## Task requirements:
In the records below, swap every "calligraphy-column" for "text-column" and keep all other text the same, without the pictures.

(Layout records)
--------------------------------------------------

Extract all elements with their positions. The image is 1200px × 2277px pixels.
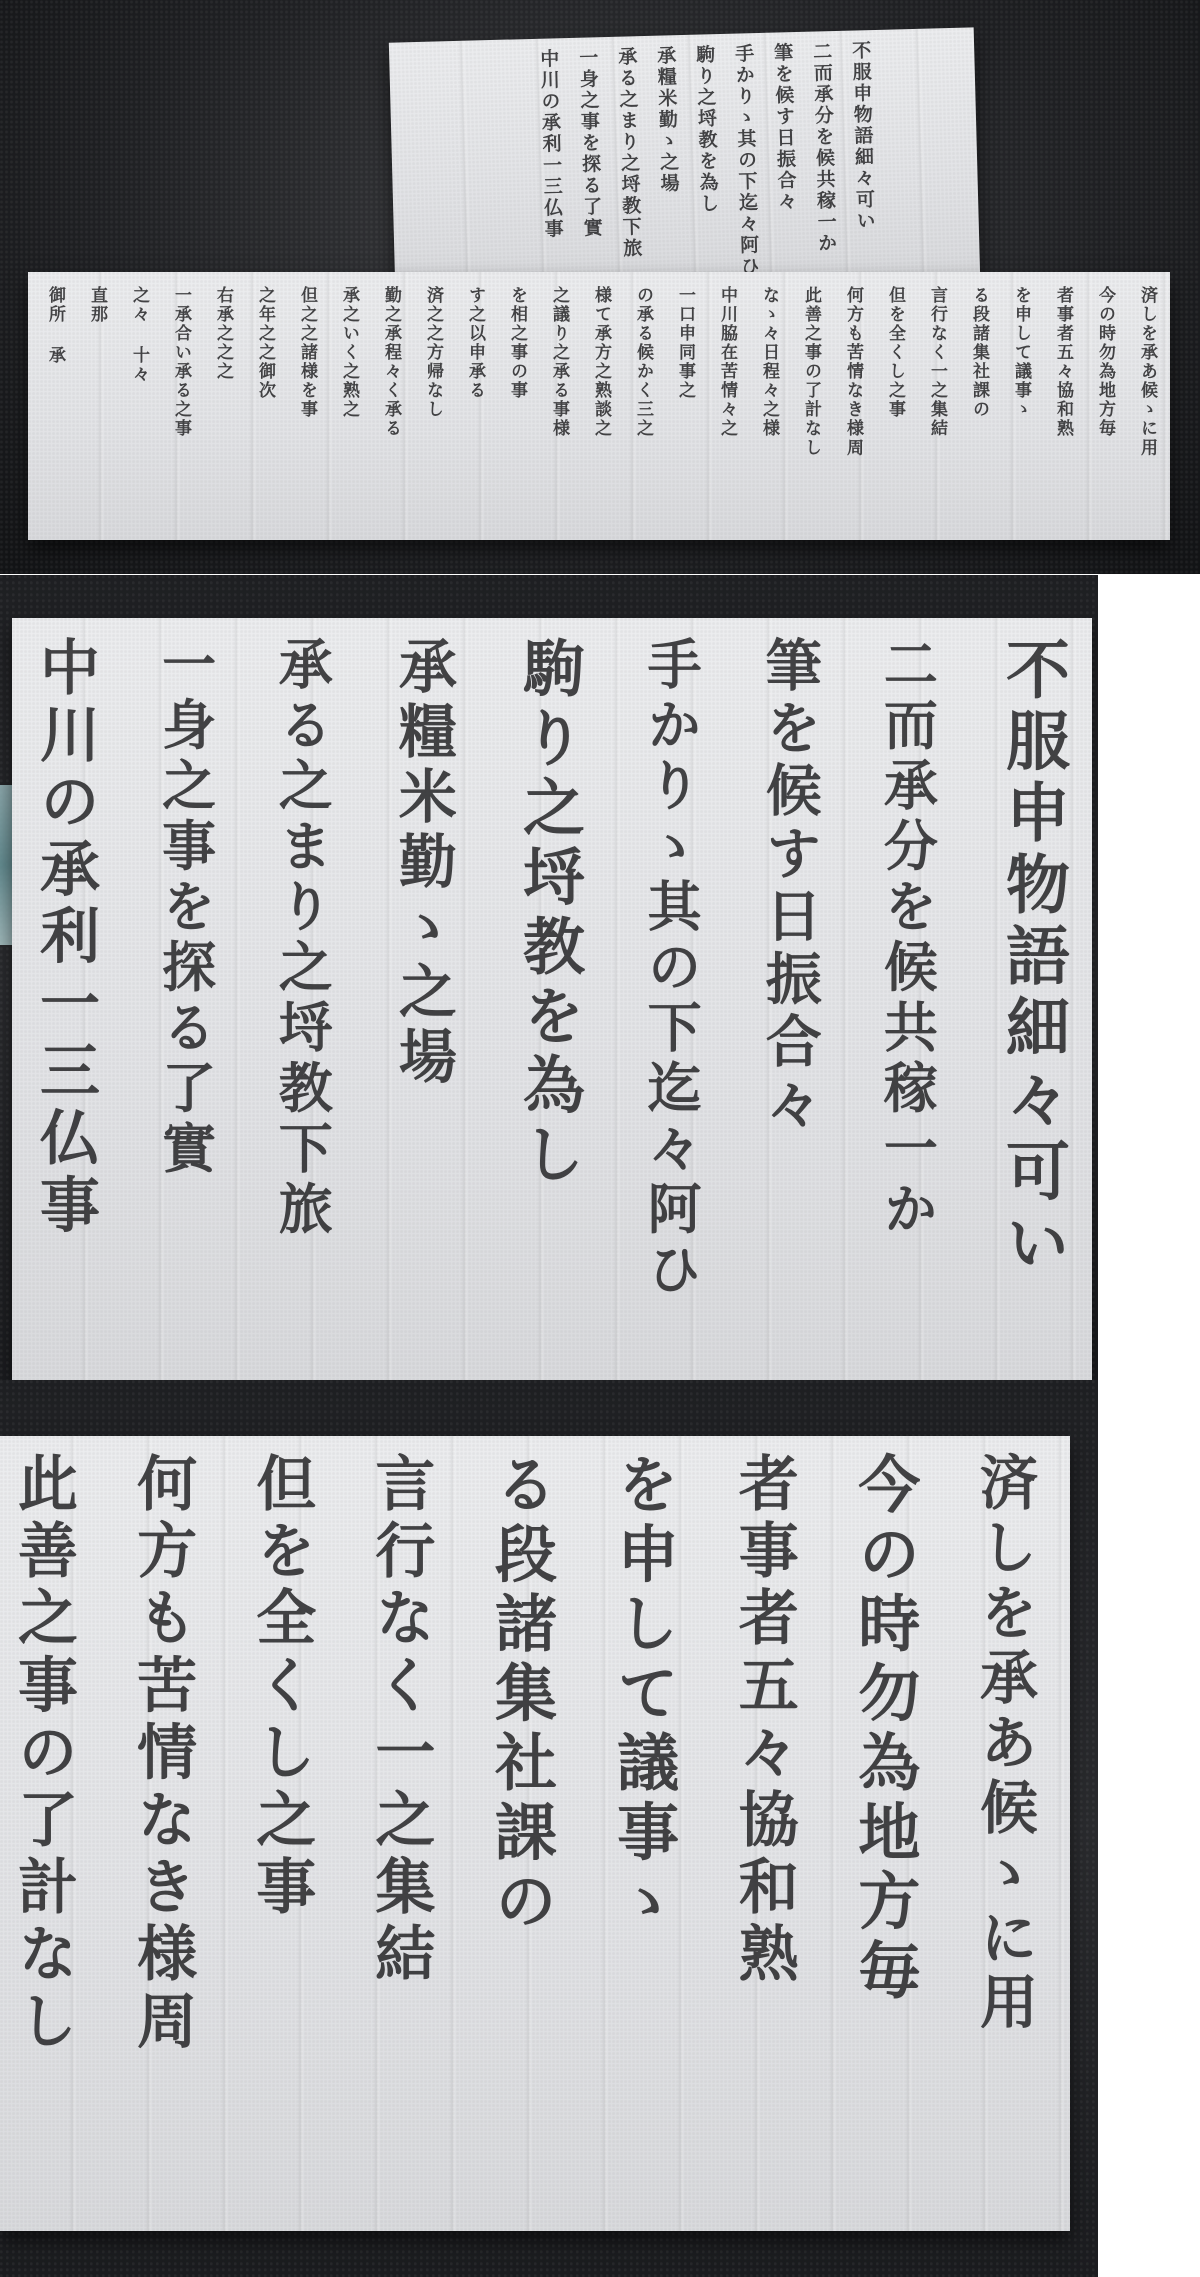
calligraphy-column: 但之之諸様を事 <box>295 286 320 530</box>
calligraphy-column: 之議り之承る事様 <box>547 286 572 530</box>
calligraphy-column: 此善之事の了計なし <box>799 286 824 530</box>
lower-scroll-section: 済しを承あ候ゝに用 今の時勿為地方毎 者事者五々協和熟 を申して議事ゝ る段諸集… <box>28 272 1170 540</box>
calligraphy-column: 言行なく一之集結 <box>925 286 950 530</box>
calligraphy-column: 者事者五々協和熟 <box>721 1452 807 2221</box>
calligraphy-column: 言行なく一之集結 <box>357 1452 443 2221</box>
calligraphy-column: 駒り之埒教を為し <box>505 636 594 1370</box>
calligraphy-column: る段諸集社課の <box>967 286 992 530</box>
upper-scroll-section: 不服申物語細々可い 二而承分を候共稼一か 筆を候す日振合々 手かりゝ其の下迄々阿… <box>389 27 980 292</box>
calligraphy-column: 御所 承 <box>43 286 68 530</box>
calligraphy-column: を申して議事ゝ <box>599 1452 688 2221</box>
detail-photo-opening: 不服申物語細々可い 二而承分を候共稼一か 筆を候す日振合々 手かりゝ其の下迄々阿… <box>0 575 1098 1380</box>
calligraphy-column: 中川の承利一三仏事 <box>535 48 568 279</box>
middle-section-paper: 済しを承あ候ゝに用 今の時勿為地方毎 者事者五々協和熟 を申して議事ゝ る段諸集… <box>0 1436 1070 2231</box>
calligraphy-column: 手かりゝ其の下迄々阿ひ <box>633 636 710 1370</box>
calligraphy-column: 一承合い承る之事 <box>169 286 194 530</box>
calligraphy-column: 承之いく之熟之 <box>337 286 362 530</box>
calligraphy-column: 一身之事を探る了實 <box>574 47 607 278</box>
calligraphy-column: 不服申物語細々可い <box>847 40 880 271</box>
opening-section-paper: 不服申物語細々可い 二而承分を候共稼一か 筆を候す日振合々 手かりゝ其の下迄々阿… <box>12 618 1092 1380</box>
calligraphy-column: 今の時勿為地方毎 <box>1093 286 1118 530</box>
calligraphy-column: す之以申承る <box>463 286 488 530</box>
calligraphy-column: を相之事の事 <box>505 286 530 530</box>
calligraphy-column: 今の時勿為地方毎 <box>840 1452 929 2221</box>
calligraphy-column: 此善之事の了計なし <box>0 1452 86 2221</box>
calligraphy-column: 承る之まり之埒教下旅 <box>613 46 646 277</box>
calligraphy-column: 但を全くし之事 <box>883 286 908 530</box>
calligraphy-column: 勤之承程々く承る <box>379 286 404 530</box>
calligraphy-column: 二而承分を候共稼一か <box>808 41 841 272</box>
calligraphy-column: 二而承分を候共稼一か <box>869 636 946 1370</box>
calligraphy-column: 之々 十々 <box>127 286 152 530</box>
calligraphy-column: 筆を候す日振合々 <box>769 42 802 273</box>
calligraphy-column: 済しを承あ候ゝに用 <box>962 1452 1046 2221</box>
calligraphy-column: 中川の承利一三仏事 <box>22 636 108 1370</box>
calligraphy-column: 右承之之之 <box>211 286 236 530</box>
calligraphy-column: 不服申物語細々可い <box>986 636 1078 1370</box>
calligraphy-column: 但を全くし之事 <box>238 1452 324 2221</box>
calligraphy-column: 承る之まり之埒教下旅 <box>264 636 341 1370</box>
calligraphy-column: なゝ々日程々之様 <box>757 286 782 530</box>
calligraphy-column: の承る候かく三之 <box>631 286 656 530</box>
calligraphy-column: 承糧米勤ゝ之場 <box>652 45 685 276</box>
calligraphy-column: 承糧米勤ゝ之場 <box>381 636 465 1370</box>
calligraphy-column: を申して議事ゝ <box>1009 286 1034 530</box>
calligraphy-column: 何方も苦情なき様周 <box>119 1452 205 2221</box>
calligraphy-column: 一口申同事之 <box>673 286 698 530</box>
calligraphy-column: 様て承方之熟談之 <box>589 286 614 530</box>
calligraphy-column: 之年之之御次 <box>253 286 278 530</box>
calligraphy-column: 済しを承あ候ゝに用 <box>1135 286 1160 530</box>
calligraphy-column: 駒り之埒教を為し <box>691 44 724 275</box>
calligraphy-column: 手かりゝ其の下迄々阿ひ <box>730 43 763 274</box>
calligraphy-column: 済之之方帰なし <box>421 286 446 530</box>
calligraphy-column: 一身之事を探る了實 <box>148 636 225 1370</box>
calligraphy-column: 中川脇在苦情々之 <box>715 286 740 530</box>
detail-photo-middle: 済しを承あ候ゝに用 今の時勿為地方毎 者事者五々協和熟 を申して議事ゝ る段諸集… <box>0 1380 1098 2277</box>
overview-photo: 不服申物語細々可い 二而承分を候共稼一か 筆を候す日振合々 手かりゝ其の下迄々阿… <box>0 0 1200 574</box>
calligraphy-column: 者事者五々協和熟 <box>1051 286 1076 530</box>
calligraphy-column: 直那 <box>85 286 110 530</box>
calligraphy-column: 何方も苦情なき様周 <box>841 286 866 530</box>
calligraphy-column: 筆を候す日振合々 <box>750 636 830 1370</box>
calligraphy-column: る段諸集社課の <box>477 1452 566 2221</box>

--------------------------------------------------

## Finished task:
Extract all elements with their positions. The image is 1200px × 2277px pixels.
text-column: 但之之諸様を事 <box>295 286 320 530</box>
text-column: 之議り之承る事様 <box>547 286 572 530</box>
text-column: 此善之事の了計なし <box>799 286 824 530</box>
lower-scroll-section: 済しを承あ候ゝに用 今の時勿為地方毎 者事者五々協和熟 を申して議事ゝ る段諸集… <box>28 272 1170 540</box>
text-column: 言行なく一之集結 <box>925 286 950 530</box>
text-column: 者事者五々協和熟 <box>721 1452 807 2221</box>
text-column: 言行なく一之集結 <box>357 1452 443 2221</box>
text-column: 駒り之埒教を為し <box>505 636 594 1370</box>
text-column: る段諸集社課の <box>967 286 992 530</box>
upper-scroll-section: 不服申物語細々可い 二而承分を候共稼一か 筆を候す日振合々 手かりゝ其の下迄々阿… <box>389 27 980 292</box>
text-column: 御所 承 <box>43 286 68 530</box>
text-column: を申して議事ゝ <box>599 1452 688 2221</box>
detail-photo-opening: 不服申物語細々可い 二而承分を候共稼一か 筆を候す日振合々 手かりゝ其の下迄々阿… <box>0 575 1098 1380</box>
text-column: 中川の承利一三仏事 <box>535 48 568 279</box>
middle-section-paper: 済しを承あ候ゝに用 今の時勿為地方毎 者事者五々協和熟 を申して議事ゝ る段諸集… <box>0 1436 1070 2231</box>
text-column: 手かりゝ其の下迄々阿ひ <box>633 636 710 1370</box>
text-column: 一承合い承る之事 <box>169 286 194 530</box>
text-column: 承之いく之熟之 <box>337 286 362 530</box>
text-column: 一身之事を探る了實 <box>574 47 607 278</box>
text-column: 不服申物語細々可い <box>847 40 880 271</box>
opening-section-paper: 不服申物語細々可い 二而承分を候共稼一か 筆を候す日振合々 手かりゝ其の下迄々阿… <box>12 618 1092 1380</box>
text-column: 今の時勿為地方毎 <box>1093 286 1118 530</box>
text-column: す之以申承る <box>463 286 488 530</box>
text-column: を相之事の事 <box>505 286 530 530</box>
text-column: 今の時勿為地方毎 <box>840 1452 929 2221</box>
text-column: 此善之事の了計なし <box>0 1452 86 2221</box>
text-column: 承る之まり之埒教下旅 <box>613 46 646 277</box>
text-column: 但を全くし之事 <box>883 286 908 530</box>
text-column: 勤之承程々く承る <box>379 286 404 530</box>
text-column: 二而承分を候共稼一か <box>808 41 841 272</box>
text-column: 二而承分を候共稼一か <box>869 636 946 1370</box>
text-column: 之々 十々 <box>127 286 152 530</box>
text-column: 筆を候す日振合々 <box>769 42 802 273</box>
text-column: 済しを承あ候ゝに用 <box>962 1452 1046 2221</box>
text-column: 中川の承利一三仏事 <box>22 636 108 1370</box>
text-column: 右承之之之 <box>211 286 236 530</box>
text-column: 不服申物語細々可い <box>986 636 1078 1370</box>
text-column: 但を全くし之事 <box>238 1452 324 2221</box>
text-column: 承る之まり之埒教下旅 <box>264 636 341 1370</box>
text-column: なゝ々日程々之様 <box>757 286 782 530</box>
text-column: の承る候かく三之 <box>631 286 656 530</box>
text-column: 承糧米勤ゝ之場 <box>652 45 685 276</box>
text-column: 承糧米勤ゝ之場 <box>381 636 465 1370</box>
text-column: を申して議事ゝ <box>1009 286 1034 530</box>
text-column: 何方も苦情なき様周 <box>119 1452 205 2221</box>
text-column: 一口申同事之 <box>673 286 698 530</box>
text-column: 様て承方之熟談之 <box>589 286 614 530</box>
text-column: 之年之之御次 <box>253 286 278 530</box>
text-column: 済しを承あ候ゝに用 <box>1135 286 1160 530</box>
text-column: 駒り之埒教を為し <box>691 44 724 275</box>
text-column: 手かりゝ其の下迄々阿ひ <box>730 43 763 274</box>
text-column: 済之之方帰なし <box>421 286 446 530</box>
text-column: 一身之事を探る了實 <box>148 636 225 1370</box>
text-column: 中川脇在苦情々之 <box>715 286 740 530</box>
detail-photo-middle: 済しを承あ候ゝに用 今の時勿為地方毎 者事者五々協和熟 を申して議事ゝ る段諸集… <box>0 1380 1098 2277</box>
overview-photo: 不服申物語細々可い 二而承分を候共稼一か 筆を候す日振合々 手かりゝ其の下迄々阿… <box>0 0 1200 574</box>
text-column: 者事者五々協和熟 <box>1051 286 1076 530</box>
text-column: 直那 <box>85 286 110 530</box>
text-column: 何方も苦情なき様周 <box>841 286 866 530</box>
text-column: 筆を候す日振合々 <box>750 636 830 1370</box>
text-column: る段諸集社課の <box>477 1452 566 2221</box>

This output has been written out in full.